FRAGMENTO DE TEXTO:
Se consuma el fraude en una Honduras en llamas – Por Ezequiel Sánchez, especial para NODAL

Los conceptos vertidos en esta sección no reflejan necesariamente la línea editorial de Nodal. Consideramos importante que se conozcan porque contribuyen a tener una visión integral de la región.

En un estadio semi vacío, rodeado de cordones militares y con protestas a su alrededor, Juan Orlando Hernández asumió su segunda presidencia consecutiva en el país centroamericano. No le importó al resto de las naciones la cantidad de denuncias que se realizaron sobre las elecciones, ni que la propia OEA hubiera emitido un informe donde no podía garantizar la validez del resultado.

Los pocos países que sí aceptaron los comicios, tampoco enviaron representantes a la juramentación. Ni Estados Unidos, ni siquiera Israel, que había conseguido que una hondureña descendiente de palestinos votara hace menos de un mes en la ONU a favor del traslado de la embajada a Jerusalem.

Pero mientras en la ceremonia oficial se hablaba de paz, prosperidad y tolerancia, en las afueras ocurría exactamente lo opuesto. La movilización convocada por la Alianza de oposición encabezada por el candidato Salvador Nasralla y el ex Presidente Mel Zelaya, era reprimida antes de siquiera avanzar cien metros. La policía y los militares no dudaron en tirarle infinidad de gases lacrimógenos a los niños, jóvenes, adultos y mayores, mujeres y hombres indignados por el fraude electoral y por la situación general del país. La violencia institucional continuó a lo largo de toda la jornada y por todas las geografías.

Poco debería sorprender el actuar de las fuerzas del orden, si desde que fueron las elecciones hace dos meses, se han documentado casi cuarenta asesinatos políticos consecuencia de las grandes protestas que se vienen desarrollando en todas las regiones del uno de los países más pobres y con mayor impunidad del continente. A comienzo de año, Juan Orlando removió al ex Jefe de la Policía Nacional con el argumento de que su reemplazante era de extrema confianza y profundizaría la depuración de la institución, pero en menos de una semana saltó un informe obtenido por AP que lo denunciaba por encubrimiento en el tráfico de 780 kilos de cocaína cuando era Jefe de Inteligencia.

Para el colmo, la economía del país depende casi exclusivamente de las remesas que envían los migrantes, que prefieren jugársela a separarse de sus familias y atravesar toda Guatemala y México, para cruzar el Río Bravo y con suerte poder enviar ahorros, antes que quedarse en Honduras y sus casi nulas oportunidades. Al Estado parece convenirle ser un productor de mano de obra barata, que garantizarle servicios básicos a su población.

CONSIGNA: Por favor, continúa el artículo de arriba sobre la segunda asunción de Juan Orlando Hernández en Honduras, empezando justo después de su última oración.

DATOS PROPORCIONADOS:

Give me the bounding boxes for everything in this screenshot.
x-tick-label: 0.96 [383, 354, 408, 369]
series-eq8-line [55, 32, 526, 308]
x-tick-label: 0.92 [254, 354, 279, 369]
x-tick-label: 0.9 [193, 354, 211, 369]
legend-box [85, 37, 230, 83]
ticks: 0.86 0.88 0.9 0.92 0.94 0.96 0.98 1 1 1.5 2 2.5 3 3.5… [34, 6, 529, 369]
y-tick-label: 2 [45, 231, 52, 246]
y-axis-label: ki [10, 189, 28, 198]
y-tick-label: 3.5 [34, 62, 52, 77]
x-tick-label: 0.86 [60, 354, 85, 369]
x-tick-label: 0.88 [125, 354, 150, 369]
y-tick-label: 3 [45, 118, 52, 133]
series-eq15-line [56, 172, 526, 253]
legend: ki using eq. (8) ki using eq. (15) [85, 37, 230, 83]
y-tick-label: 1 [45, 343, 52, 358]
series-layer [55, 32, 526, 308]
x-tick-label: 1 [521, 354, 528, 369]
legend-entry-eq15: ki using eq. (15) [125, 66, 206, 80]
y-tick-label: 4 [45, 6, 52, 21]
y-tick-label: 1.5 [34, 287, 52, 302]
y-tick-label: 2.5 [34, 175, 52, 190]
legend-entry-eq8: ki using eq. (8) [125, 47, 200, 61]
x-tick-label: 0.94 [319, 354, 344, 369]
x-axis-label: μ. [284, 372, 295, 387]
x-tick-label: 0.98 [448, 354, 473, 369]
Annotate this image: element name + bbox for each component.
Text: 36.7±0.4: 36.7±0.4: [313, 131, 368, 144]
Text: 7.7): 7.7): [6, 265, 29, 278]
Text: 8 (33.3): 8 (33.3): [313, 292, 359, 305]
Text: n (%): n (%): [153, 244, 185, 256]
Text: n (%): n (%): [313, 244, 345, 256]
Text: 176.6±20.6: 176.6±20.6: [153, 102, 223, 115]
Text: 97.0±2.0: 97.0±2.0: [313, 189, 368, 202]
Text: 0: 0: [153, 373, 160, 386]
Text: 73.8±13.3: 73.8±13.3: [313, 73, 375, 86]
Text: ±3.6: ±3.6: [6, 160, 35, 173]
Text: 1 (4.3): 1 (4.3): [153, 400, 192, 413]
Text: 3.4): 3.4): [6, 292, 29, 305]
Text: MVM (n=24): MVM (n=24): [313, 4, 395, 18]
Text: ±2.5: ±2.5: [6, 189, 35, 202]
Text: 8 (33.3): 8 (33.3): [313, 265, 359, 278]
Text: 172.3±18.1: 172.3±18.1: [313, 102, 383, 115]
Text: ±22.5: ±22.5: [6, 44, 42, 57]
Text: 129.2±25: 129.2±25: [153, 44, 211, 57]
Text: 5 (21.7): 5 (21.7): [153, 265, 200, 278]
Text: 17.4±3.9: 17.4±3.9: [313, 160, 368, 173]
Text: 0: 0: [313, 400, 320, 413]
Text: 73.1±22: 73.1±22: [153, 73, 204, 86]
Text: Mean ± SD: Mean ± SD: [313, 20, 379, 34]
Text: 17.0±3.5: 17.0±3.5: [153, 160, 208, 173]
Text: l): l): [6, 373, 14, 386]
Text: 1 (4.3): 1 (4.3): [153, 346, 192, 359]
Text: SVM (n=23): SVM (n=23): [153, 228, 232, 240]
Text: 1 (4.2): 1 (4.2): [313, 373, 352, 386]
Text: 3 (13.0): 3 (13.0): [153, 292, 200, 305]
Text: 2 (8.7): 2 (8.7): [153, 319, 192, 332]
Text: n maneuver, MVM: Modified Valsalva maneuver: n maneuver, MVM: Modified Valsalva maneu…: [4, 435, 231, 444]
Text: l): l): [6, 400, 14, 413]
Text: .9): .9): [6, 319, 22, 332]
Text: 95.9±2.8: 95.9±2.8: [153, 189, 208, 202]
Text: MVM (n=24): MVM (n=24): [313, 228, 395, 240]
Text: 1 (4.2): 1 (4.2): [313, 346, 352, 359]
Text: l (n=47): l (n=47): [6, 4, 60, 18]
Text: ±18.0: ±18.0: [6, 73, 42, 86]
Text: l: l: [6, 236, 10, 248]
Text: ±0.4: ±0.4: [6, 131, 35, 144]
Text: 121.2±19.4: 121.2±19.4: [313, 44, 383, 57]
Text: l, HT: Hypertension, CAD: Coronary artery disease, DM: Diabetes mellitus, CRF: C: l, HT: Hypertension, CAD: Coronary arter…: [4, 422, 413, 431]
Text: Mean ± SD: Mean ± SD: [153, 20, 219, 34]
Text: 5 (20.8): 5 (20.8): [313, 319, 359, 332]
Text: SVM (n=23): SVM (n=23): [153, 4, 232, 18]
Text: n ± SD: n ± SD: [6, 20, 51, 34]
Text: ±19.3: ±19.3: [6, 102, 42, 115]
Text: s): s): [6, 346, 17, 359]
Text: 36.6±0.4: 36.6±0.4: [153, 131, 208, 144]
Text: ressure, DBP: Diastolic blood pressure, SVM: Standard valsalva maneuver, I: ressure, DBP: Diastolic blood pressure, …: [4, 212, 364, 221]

RESULTADO:
Hace menos de una semana, el recién electo Congreso “se confundió” al publicar en el diario oficial La Gaceta un texto del Presupuesto 2018 que no había sido el discutido en el hemiciclo y que servía para proteger a funcionarios corruptos, entre ellos más de sesenta diputados -incluyendo al Presidente del Congreso- acusados de desviar fondos públicos a ONGs amigas.

La denuncia había sido hecha pocos días antes por la MACCIH, una misión similar a la que en Guatemala había destapado los casos de corrupción que acabaron con la renuncia del presidente Otto Perez Molina y su vicepresidenta en 2015, mismo año que se difundió el millonario saqueo al Instituto Hondureño de Seguridad Social y que le costó la vida a más de tres mil personas.

Muchos de esos fondos habían sido destinados a financiar la primera campaña electoral de Juan Orlando Hernández en 2013. Y de la misma forma que el entonces presidente Pepe Lobo no lo denunció antes de los comicios “para no afectar el resultado”, la MACCIH fue acusada por la oposición de guardar silencio y revelar su informe recién después de que JOH se presentara para su segundo mandato.

Reelección que sigue prohibida por la Constitución y que había sido la excusa para justificar el Golpe de Estado sobre Manuel Zelaya en 2009, pero que una Corte Suprema servil abaló en este caso, para permitirle a Juan Orlando aferrarse al poder y seguir con los negocios para los pocos que controlan los tres poderes de la supuesta República, que ya ni de ser bananera puede jactarse.

(*) Periodista argentino residente en Tegucigalpa.